**** DATA FOR THIS TASK

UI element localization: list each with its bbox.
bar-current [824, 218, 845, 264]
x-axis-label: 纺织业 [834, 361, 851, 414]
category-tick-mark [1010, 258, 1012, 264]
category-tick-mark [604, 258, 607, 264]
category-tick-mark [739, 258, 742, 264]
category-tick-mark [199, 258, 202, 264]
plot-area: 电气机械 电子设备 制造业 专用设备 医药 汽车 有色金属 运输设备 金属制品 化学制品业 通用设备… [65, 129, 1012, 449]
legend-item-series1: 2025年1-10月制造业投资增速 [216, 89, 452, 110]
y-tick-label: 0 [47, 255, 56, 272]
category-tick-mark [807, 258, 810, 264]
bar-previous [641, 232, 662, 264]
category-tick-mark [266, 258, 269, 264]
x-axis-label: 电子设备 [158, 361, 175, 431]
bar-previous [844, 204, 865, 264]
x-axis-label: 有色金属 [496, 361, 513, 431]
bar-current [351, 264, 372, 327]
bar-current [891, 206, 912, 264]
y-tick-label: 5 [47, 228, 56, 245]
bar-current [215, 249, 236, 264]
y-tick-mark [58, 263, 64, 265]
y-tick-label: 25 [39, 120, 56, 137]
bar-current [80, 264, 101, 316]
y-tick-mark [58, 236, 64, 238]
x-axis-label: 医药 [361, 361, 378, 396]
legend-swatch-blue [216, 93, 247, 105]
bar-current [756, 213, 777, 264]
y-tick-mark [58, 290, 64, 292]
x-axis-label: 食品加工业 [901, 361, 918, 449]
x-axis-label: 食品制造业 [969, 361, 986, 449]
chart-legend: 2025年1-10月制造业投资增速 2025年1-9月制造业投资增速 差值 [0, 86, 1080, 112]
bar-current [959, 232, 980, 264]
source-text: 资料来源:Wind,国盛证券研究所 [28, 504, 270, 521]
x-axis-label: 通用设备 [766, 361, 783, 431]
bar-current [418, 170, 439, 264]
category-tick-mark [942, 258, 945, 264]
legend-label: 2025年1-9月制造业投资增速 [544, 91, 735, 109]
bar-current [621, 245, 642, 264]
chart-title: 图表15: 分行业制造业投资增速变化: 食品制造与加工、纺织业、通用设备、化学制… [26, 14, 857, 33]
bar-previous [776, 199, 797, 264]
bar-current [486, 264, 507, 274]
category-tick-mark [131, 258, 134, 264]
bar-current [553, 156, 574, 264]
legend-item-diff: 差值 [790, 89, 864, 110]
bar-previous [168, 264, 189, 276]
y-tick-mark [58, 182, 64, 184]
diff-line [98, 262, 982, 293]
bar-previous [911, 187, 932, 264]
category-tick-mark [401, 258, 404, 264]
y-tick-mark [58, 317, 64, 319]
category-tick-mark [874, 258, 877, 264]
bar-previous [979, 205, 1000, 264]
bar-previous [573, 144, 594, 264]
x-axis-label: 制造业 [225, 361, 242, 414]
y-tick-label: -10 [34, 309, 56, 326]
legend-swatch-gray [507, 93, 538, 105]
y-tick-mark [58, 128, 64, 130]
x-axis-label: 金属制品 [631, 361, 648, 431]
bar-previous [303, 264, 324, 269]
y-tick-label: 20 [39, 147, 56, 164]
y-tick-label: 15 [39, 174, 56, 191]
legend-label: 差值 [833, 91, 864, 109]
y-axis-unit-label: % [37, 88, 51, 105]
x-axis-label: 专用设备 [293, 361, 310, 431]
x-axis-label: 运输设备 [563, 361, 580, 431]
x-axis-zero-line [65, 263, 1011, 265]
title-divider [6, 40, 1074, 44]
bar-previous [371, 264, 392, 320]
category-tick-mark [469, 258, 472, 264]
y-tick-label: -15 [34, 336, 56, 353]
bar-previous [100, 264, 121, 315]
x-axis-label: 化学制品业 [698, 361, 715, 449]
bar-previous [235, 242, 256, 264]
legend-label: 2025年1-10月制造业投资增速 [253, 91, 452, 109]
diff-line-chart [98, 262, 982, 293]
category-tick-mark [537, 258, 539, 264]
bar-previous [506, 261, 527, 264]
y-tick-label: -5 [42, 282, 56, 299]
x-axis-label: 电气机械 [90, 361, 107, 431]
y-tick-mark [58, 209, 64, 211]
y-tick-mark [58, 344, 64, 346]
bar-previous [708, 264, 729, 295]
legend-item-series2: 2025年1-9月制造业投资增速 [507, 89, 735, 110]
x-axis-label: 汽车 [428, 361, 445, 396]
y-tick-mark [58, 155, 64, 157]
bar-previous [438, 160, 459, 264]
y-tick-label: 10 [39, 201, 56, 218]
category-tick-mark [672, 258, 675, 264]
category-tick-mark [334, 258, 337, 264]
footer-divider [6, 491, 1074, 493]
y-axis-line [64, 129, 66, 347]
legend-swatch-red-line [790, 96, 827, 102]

********

• **EXERCISE TASK**: Lay out the data from its first line through the line containing "bar-previous [844, 204, 865, 264]", both included, as a Markdown table with the columns No. and Line. Give each line its own numbered row and skip blank lines.

• **ANSWER TO THIS EXERCISE**:
| No. | Line |
|---|---|
| 1 | UI element localization: list each with its bbox. |
| 2 | bar-current [824, 218, 845, 264] |
| 3 | x-axis-label: 纺织业 [834, 361, 851, 414] |
| 4 | category-tick-mark [1010, 258, 1012, 264] |
| 5 | category-tick-mark [604, 258, 607, 264] |
| 6 | category-tick-mark [739, 258, 742, 264] |
| 7 | category-tick-mark [199, 258, 202, 264] |
| 8 | plot-area: 电气机械 电子设备 制造业 专用设备 医药 汽车 有色金属 运输设备 金属制品 化学制品业 通用设备… [65, 129, 1012, 449] |
| 9 | legend-item-series1: 2025年1-10月制造业投资增速 [216, 89, 452, 110] |
| 10 | y-tick-label: 0 [47, 255, 56, 272] |
| 11 | category-tick-mark [807, 258, 810, 264] |
| 12 | bar-previous [641, 232, 662, 264] |
| 13 | category-tick-mark [266, 258, 269, 264] |
| 14 | x-axis-label: 电子设备 [158, 361, 175, 431] |
| 15 | bar-previous [844, 204, 865, 264] |